─── Dataset rows ───

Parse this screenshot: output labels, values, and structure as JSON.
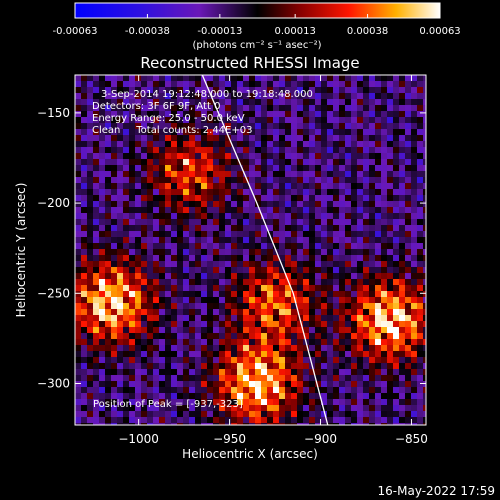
{
  "chart_data": {
    "type": "heatmap",
    "title": "Reconstructed RHESSI Image",
    "xlabel": "Heliocentric X (arcsec)",
    "ylabel": "Heliocentric Y (arcsec)",
    "xlim": [
      -1035,
      -842
    ],
    "ylim": [
      -323,
      -129
    ],
    "x_ticks": [
      -1000,
      -950,
      -900,
      -850
    ],
    "x_tick_labels": [
      "−1000",
      "−950",
      "−900",
      "−850"
    ],
    "y_ticks": [
      -300,
      -250,
      -200,
      -150
    ],
    "y_tick_labels": [
      "−300",
      "−250",
      "−200",
      "−150"
    ],
    "colorbar": {
      "min": -0.00063,
      "max": 0.00063,
      "ticks": [
        -0.00063,
        -0.00038,
        -0.00013,
        0.00013,
        0.00038,
        0.00063
      ],
      "tick_labels": [
        "-0.00063",
        "-0.00038",
        "-0.00013",
        "0.00013",
        "0.00038",
        "0.00063"
      ],
      "unit_label": "(photons cm⁻² s⁻¹ asec⁻²)"
    },
    "annotations": {
      "time_range": "3-Sep-2014 19:12:48.000 to 19:18:48.000",
      "detectors": "Detectors: 3F 6F 9F, Att 0",
      "energy_range": "Energy Range: 25.0 - 50.0 keV",
      "algorithm_counts": "Clean     Total counts: 2.44E+03",
      "peak_position": "Position of Peak = [-937,-323]"
    },
    "bright_regions": [
      {
        "x": -1015,
        "y": -255,
        "intensity": 0.00063
      },
      {
        "x": -935,
        "y": -300,
        "intensity": 0.00063
      },
      {
        "x": -862,
        "y": -265,
        "intensity": 0.00063
      },
      {
        "x": -925,
        "y": -255,
        "intensity": 0.00045
      },
      {
        "x": -972,
        "y": -183,
        "intensity": 0.0004
      }
    ],
    "limb_curve": [
      [
        -965,
        -129
      ],
      [
        -935,
        -200
      ],
      [
        -915,
        -250
      ],
      [
        -896,
        -323
      ]
    ]
  },
  "footer": {
    "date": "16-May-2022 17:59"
  }
}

───

Reproduce the entries exactly. Do not carry over any picture.

■ **Result for this task**:
Parse this screenshot: output labels, values, and structure as JSON.
{
  "chart_data": {
    "type": "heatmap",
    "title": "Reconstructed RHESSI Image",
    "xlabel": "Heliocentric X (arcsec)",
    "ylabel": "Heliocentric Y (arcsec)",
    "xlim": [
      -1035,
      -842
    ],
    "ylim": [
      -323,
      -129
    ],
    "x_ticks": [
      -1000,
      -950,
      -900,
      -850
    ],
    "x_tick_labels": [
      "−1000",
      "−950",
      "−900",
      "−850"
    ],
    "y_ticks": [
      -300,
      -250,
      -200,
      -150
    ],
    "y_tick_labels": [
      "−300",
      "−250",
      "−200",
      "−150"
    ],
    "colorbar": {
      "min": -0.00063,
      "max": 0.00063,
      "ticks": [
        -0.00063,
        -0.00038,
        -0.00013,
        0.00013,
        0.00038,
        0.00063
      ],
      "tick_labels": [
        "-0.00063",
        "-0.00038",
        "-0.00013",
        "0.00013",
        "0.00038",
        "0.00063"
      ],
      "unit_label": "(photons cm⁻² s⁻¹ asec⁻²)"
    },
    "annotations": {
      "time_range": "3-Sep-2014 19:12:48.000 to 19:18:48.000",
      "detectors": "Detectors: 3F 6F 9F, Att 0",
      "energy_range": "Energy Range: 25.0 - 50.0 keV",
      "algorithm_counts": "Clean     Total counts: 2.44E+03",
      "peak_position": "Position of Peak = [-937,-323]"
    },
    "bright_regions": [
      {
        "x": -1015,
        "y": -255,
        "intensity": 0.00063
      },
      {
        "x": -935,
        "y": -300,
        "intensity": 0.00063
      },
      {
        "x": -862,
        "y": -265,
        "intensity": 0.00063
      },
      {
        "x": -925,
        "y": -255,
        "intensity": 0.00045
      },
      {
        "x": -972,
        "y": -183,
        "intensity": 0.0004
      }
    ],
    "limb_curve": [
      [
        -965,
        -129
      ],
      [
        -935,
        -200
      ],
      [
        -915,
        -250
      ],
      [
        -896,
        -323
      ]
    ]
  },
  "footer": {
    "date": "16-May-2022 17:59"
  }
}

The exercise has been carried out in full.